# [Document text]

The United States should teach India something important about 'imagination'.
 
DON'T BE PROUD or if you have to lie to yourself, DO IT, just so long as the troops get the right tools.
 
Story follows: (It's true as far as I know.)
 
When the United States tried to develop a native universal machine gun design in the 1940 emergency, it quickly discovered that there was no intuitive genius aside from Melvin Johnson who knew what the hell he was doing. They were left with the 'obsolete' designs of John Moses Browning who designed his stuff originally on the fly for WW I (9 months) to fight WW II and Korea while they tinkered with 'new' stuff and ideas they stole from the Germans, that the Germans stole from the Poles and Czechs who stole it from 19th century Americans named Browning, Maxim, Thompson Hotchkiss and LEWIS.

# [Data shown]
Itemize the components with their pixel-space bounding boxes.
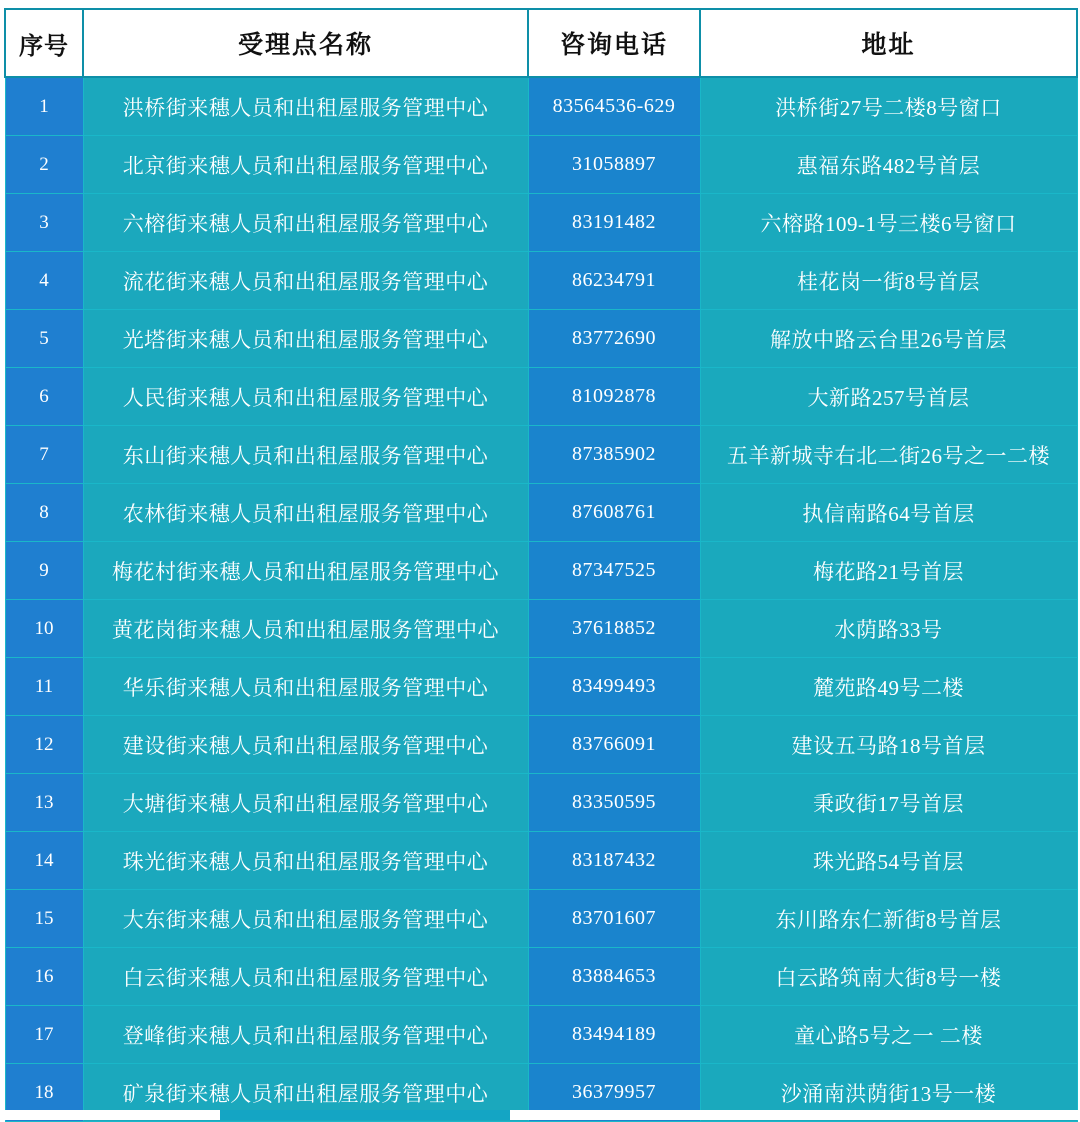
row-name: 人民街来穗人员和出租屋服务管理中心 xyxy=(83,368,528,426)
row-phone: 83772690 xyxy=(528,310,700,368)
row-phone: 83499493 xyxy=(528,658,700,716)
row-index: 8 xyxy=(5,484,83,542)
row-name: 北京街来穗人员和出租屋服务管理中心 xyxy=(83,136,528,194)
row-address: 惠福东路482号首层 xyxy=(700,136,1077,194)
row-phone: 83564536-629 xyxy=(528,77,700,136)
table-row xyxy=(5,948,1077,1006)
table-row xyxy=(5,426,1077,484)
row-phone: 83191482 xyxy=(528,194,700,252)
row-address: 解放中路云台里26号首层 xyxy=(700,310,1077,368)
row-address: 水荫路33号 xyxy=(700,600,1077,658)
row-address: 五羊新城寺右北二街26号之一二楼 xyxy=(700,426,1077,484)
row-name: 大东街来穗人员和出租屋服务管理中心 xyxy=(83,890,528,948)
row-address: 大新路257号首层 xyxy=(700,368,1077,426)
table-row xyxy=(5,194,1077,252)
row-name: 黄花岗街来穗人员和出租屋服务管理中心 xyxy=(83,600,528,658)
reception-points-document xyxy=(0,8,1080,1120)
row-phone: 83766091 xyxy=(528,716,700,774)
row-index: 11 xyxy=(5,658,83,716)
table-row xyxy=(5,600,1077,658)
row-index: 15 xyxy=(5,890,83,948)
row-name: 珠光街来穗人员和出租屋服务管理中心 xyxy=(83,832,528,890)
row-index: 2 xyxy=(5,136,83,194)
row-phone: 87347525 xyxy=(528,542,700,600)
row-name: 光塔街来穗人员和出租屋服务管理中心 xyxy=(83,310,528,368)
row-address: 东川路东仁新街8号首层 xyxy=(700,890,1077,948)
row-address: 六榕路109-1号三楼6号窗口 xyxy=(700,194,1077,252)
table-row xyxy=(5,658,1077,716)
row-index: 5 xyxy=(5,310,83,368)
row-address: 童心路5号之一 二楼 xyxy=(700,1006,1077,1064)
row-index: 16 xyxy=(5,948,83,1006)
table-row xyxy=(5,832,1077,890)
row-phone: 86234791 xyxy=(528,252,700,310)
row-phone: 31058897 xyxy=(528,136,700,194)
table-header-row xyxy=(5,9,1077,77)
table-row xyxy=(5,310,1077,368)
row-phone: 83187432 xyxy=(528,832,700,890)
row-phone: 83701607 xyxy=(528,890,700,948)
row-index: 1 xyxy=(5,77,83,136)
row-name: 建设街来穗人员和出租屋服务管理中心 xyxy=(83,716,528,774)
column-header-index: 序号 xyxy=(5,9,83,77)
row-index: 7 xyxy=(5,426,83,484)
row-address: 桂花岗一街8号首层 xyxy=(700,252,1077,310)
row-index: 17 xyxy=(5,1006,83,1064)
column-header-name: 受理点名称 xyxy=(83,9,528,77)
table-row xyxy=(5,136,1077,194)
row-index: 12 xyxy=(5,716,83,774)
row-phone: 83494189 xyxy=(528,1006,700,1064)
table-header xyxy=(5,9,1077,77)
row-address: 麓苑路49号二楼 xyxy=(700,658,1077,716)
row-address: 执信南路64号首层 xyxy=(700,484,1077,542)
table-row xyxy=(5,252,1077,310)
row-name: 农林街来穗人员和出租屋服务管理中心 xyxy=(83,484,528,542)
table-row xyxy=(5,716,1077,774)
table-row xyxy=(5,542,1077,600)
table-row xyxy=(5,484,1077,542)
row-index: 9 xyxy=(5,542,83,600)
row-index: 4 xyxy=(5,252,83,310)
row-index: 10 xyxy=(5,600,83,658)
row-name: 洪桥街来穗人员和出租屋服务管理中心 xyxy=(83,77,528,136)
row-name: 矿泉街来穗人员和出租屋服务管理中心 xyxy=(83,1064,528,1122)
row-address: 建设五马路18号首层 xyxy=(700,716,1077,774)
row-name: 梅花村街来穗人员和出租屋服务管理中心 xyxy=(83,542,528,600)
row-name: 东山街来穗人员和出租屋服务管理中心 xyxy=(83,426,528,484)
row-name: 华乐街来穗人员和出租屋服务管理中心 xyxy=(83,658,528,716)
row-index: 6 xyxy=(5,368,83,426)
row-index: 14 xyxy=(5,832,83,890)
row-phone: 87608761 xyxy=(528,484,700,542)
row-name: 六榕街来穗人员和出租屋服务管理中心 xyxy=(83,194,528,252)
row-name: 白云街来穗人员和出租屋服务管理中心 xyxy=(83,948,528,1006)
table-row xyxy=(5,368,1077,426)
row-phone: 81092878 xyxy=(528,368,700,426)
row-name: 流花街来穗人员和出租屋服务管理中心 xyxy=(83,252,528,310)
table-body xyxy=(5,77,1077,1122)
row-index: 13 xyxy=(5,774,83,832)
table-row xyxy=(5,774,1077,832)
row-phone: 37618852 xyxy=(528,600,700,658)
row-address: 珠光路54号首层 xyxy=(700,832,1077,890)
table-row xyxy=(5,890,1077,948)
row-phone: 83350595 xyxy=(528,774,700,832)
row-address: 沙涌南洪荫街13号一楼 xyxy=(700,1064,1077,1122)
reception-points-table xyxy=(4,8,1078,1122)
row-name: 大塘街来穗人员和出租屋服务管理中心 xyxy=(83,774,528,832)
row-name: 登峰街来穗人员和出租屋服务管理中心 xyxy=(83,1006,528,1064)
row-address: 白云路筑南大街8号一楼 xyxy=(700,948,1077,1006)
table-row xyxy=(5,77,1077,136)
column-header-phone: 咨询电话 xyxy=(528,9,700,77)
row-address: 洪桥街27号二楼8号窗口 xyxy=(700,77,1077,136)
table-row xyxy=(5,1006,1077,1064)
row-address: 梅花路21号首层 xyxy=(700,542,1077,600)
row-index: 3 xyxy=(5,194,83,252)
row-index: 18 xyxy=(5,1064,83,1122)
column-header-address: 地址 xyxy=(700,9,1077,77)
row-address: 秉政街17号首层 xyxy=(700,774,1077,832)
row-phone: 36379957 xyxy=(528,1064,700,1122)
row-phone: 83884653 xyxy=(528,948,700,1006)
row-phone: 87385902 xyxy=(528,426,700,484)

# [Written problem 1]
Translate the opening sentence of the machine gun piece, "The United States should teach India something important about 'imagination'.", into Spanish.
# [Written problem 2]
Summarize the machine gun piece in two sentences.

# [Full output 1]
Estados Unidos debería enseñarle a la India algo importante sobre la 'imaginación'.

# [Full output 2]
The piece says the United States should teach India something important about "imagination" and urges setting pride aside so troops get the right tools. As an example, it recounts how the United States, in the 1940 emergency, found no designer besides Melvin Johnson who knew what he was doing and fell back on John Moses Browning's "obsolete" World War I designs to fight World War II and Korea while it tinkered with ideas stolen from the Germans.